- _Your instructions_
Filter the data for lines with the word "Pulp", then copy every line so identified.

[start Records provided]

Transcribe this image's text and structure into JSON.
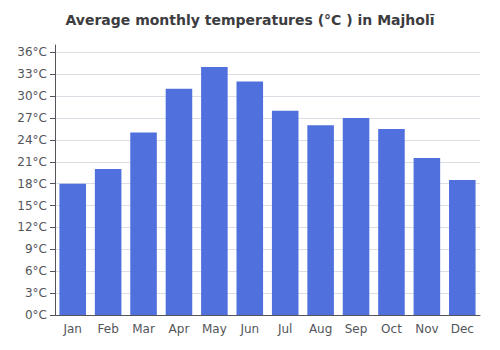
{
  "chart_data": {
    "type": "bar",
    "title": "Average monthly temperatures (°C ) in Majholī",
    "categories": [
      "Jan",
      "Feb",
      "Mar",
      "Apr",
      "May",
      "Jun",
      "Jul",
      "Aug",
      "Sep",
      "Oct",
      "Nov",
      "Dec"
    ],
    "values": [
      18.0,
      20.0,
      25.0,
      31.0,
      34.0,
      32.0,
      28.0,
      26.0,
      27.0,
      25.5,
      21.5,
      18.5
    ],
    "ylim": [
      0,
      37
    ],
    "yticks": [
      {
        "value": 0,
        "label": "0°C"
      },
      {
        "value": 3,
        "label": "3°C"
      },
      {
        "value": 6,
        "label": "6°C"
      },
      {
        "value": 9,
        "label": "9°C"
      },
      {
        "value": 12,
        "label": "12°C"
      },
      {
        "value": 15,
        "label": "15°C"
      },
      {
        "value": 18,
        "label": "18°C"
      },
      {
        "value": 21,
        "label": "21°C"
      },
      {
        "value": 24,
        "label": "24°C"
      },
      {
        "value": 27,
        "label": "27°C"
      },
      {
        "value": 30,
        "label": "30°C"
      },
      {
        "value": 33,
        "label": "33°C"
      },
      {
        "value": 36,
        "label": "36°C"
      }
    ],
    "grid": true
  }
}
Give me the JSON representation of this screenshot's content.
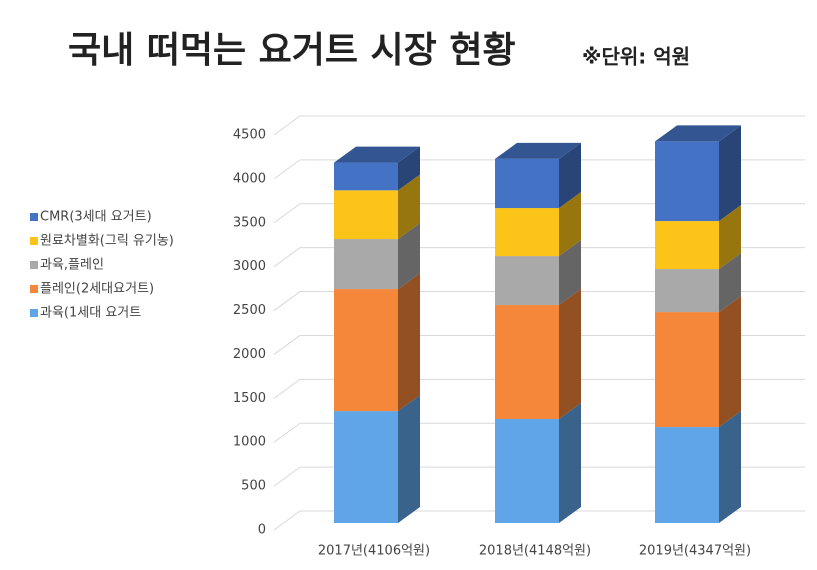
{
  "chart_data": {
    "type": "bar3d",
    "title": "국내 떠먹는 요거트 시장 현황",
    "subtitle": "※단위: 억원",
    "categories": [
      "2017년(4106억원)",
      "2018년(4148억원)",
      "2019년(4347억원)"
    ],
    "series": [
      {
        "name": "과육(1세대 요거트",
        "color": "#5fa5e8",
        "values": [
          1275,
          1185,
          1093
        ]
      },
      {
        "name": "플레인(2세대요거트)",
        "color": "#f5873a",
        "values": [
          1390,
          1298,
          1310
        ]
      },
      {
        "name": "과육,플레인",
        "color": "#a9a9a9",
        "values": [
          570,
          558,
          490
        ]
      },
      {
        "name": "원료차별화(그릭 유기농)",
        "color": "#fcc419",
        "values": [
          555,
          547,
          547
        ]
      },
      {
        "name": "CMR(3세대 요거트)",
        "color": "#4472c4",
        "values": [
          316,
          560,
          907
        ]
      }
    ],
    "ylim": [
      0,
      4500
    ],
    "yticks": [
      0,
      500,
      1000,
      1500,
      2000,
      2500,
      3000,
      3500,
      4000,
      4500
    ],
    "grid": true,
    "stacked": true,
    "legend": "left"
  }
}
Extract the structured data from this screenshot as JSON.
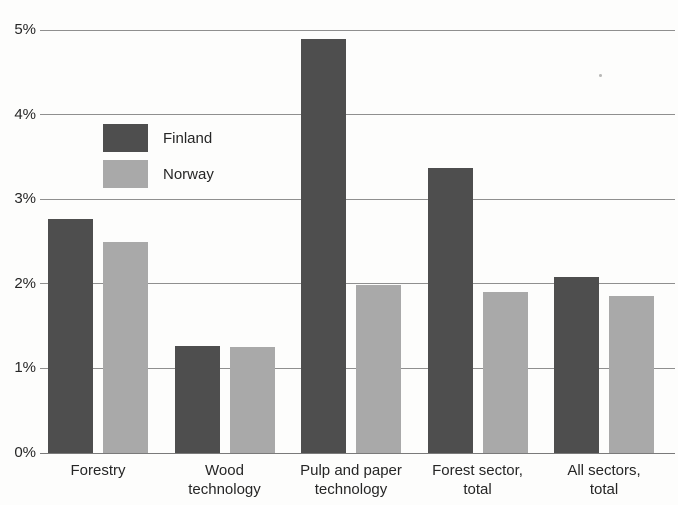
{
  "chart_data": {
    "type": "bar",
    "title": "",
    "xlabel": "",
    "ylabel": "",
    "categories": [
      "Forestry",
      "Wood technology",
      "Pulp and paper technology",
      "Forest sector, total",
      "All sectors, total"
    ],
    "category_label_lines": [
      [
        "Forestry"
      ],
      [
        "Wood",
        "technology"
      ],
      [
        "Pulp and paper",
        "technology"
      ],
      [
        "Forest sector,",
        "total"
      ],
      [
        "All sectors,",
        "total"
      ]
    ],
    "series": [
      {
        "name": "Finland",
        "color": "#4e4e4e",
        "values": [
          2.77,
          1.26,
          4.89,
          3.37,
          2.08
        ]
      },
      {
        "name": "Norway",
        "color": "#a9a9a9",
        "values": [
          2.5,
          1.25,
          1.98,
          1.9,
          1.86
        ]
      }
    ],
    "ylim": [
      0,
      5
    ],
    "ytick_labels": [
      "0%",
      "1%",
      "2%",
      "3%",
      "4%",
      "5%"
    ],
    "grid": "horizontal",
    "legend_position": "inside-upper-left",
    "colors": {
      "gridline": "#8f8f8f",
      "text": "#262626",
      "background": "#fdfdfc"
    }
  }
}
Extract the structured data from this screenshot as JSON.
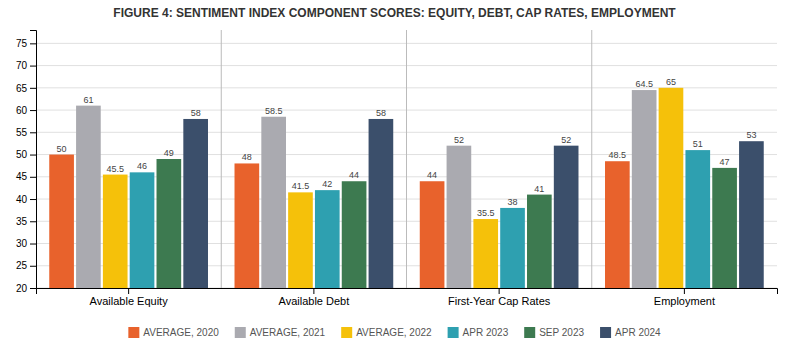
{
  "chart_data": {
    "type": "bar",
    "title": "FIGURE 4: SENTIMENT INDEX COMPONENT SCORES: EQUITY, DEBT, CAP RATES, EMPLOYMENT",
    "categories": [
      "Available Equity",
      "Available Debt",
      "First-Year Cap Rates",
      "Employment"
    ],
    "series": [
      {
        "name": "AVERAGE, 2020",
        "color": "#E8622C",
        "values": [
          50,
          48,
          44,
          48.5
        ]
      },
      {
        "name": "AVERAGE, 2021",
        "color": "#AAAAB0",
        "values": [
          61,
          58.5,
          52,
          64.5
        ]
      },
      {
        "name": "AVERAGE, 2022",
        "color": "#F5C10A",
        "values": [
          45.5,
          41.5,
          35.5,
          65
        ]
      },
      {
        "name": "APR 2023",
        "color": "#2EA0B0",
        "values": [
          46,
          42,
          38,
          51
        ]
      },
      {
        "name": "SEP 2023",
        "color": "#3D7A50",
        "values": [
          49,
          44,
          41,
          47
        ]
      },
      {
        "name": "APR 2024",
        "color": "#3B4F6B",
        "values": [
          58,
          58,
          52,
          53
        ]
      }
    ],
    "ylim": [
      20,
      78
    ],
    "yticks": [
      20,
      25,
      30,
      35,
      40,
      45,
      50,
      55,
      60,
      65,
      70,
      75
    ],
    "grid": true,
    "legend": "bottom",
    "data_labels": true
  }
}
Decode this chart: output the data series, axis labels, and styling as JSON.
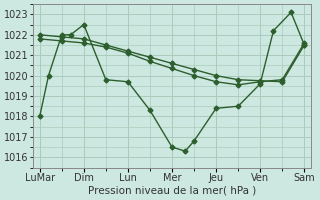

[end Records provided]

- _Output for this task_
      "Pulp and paper technology",
        "Pulp and paper",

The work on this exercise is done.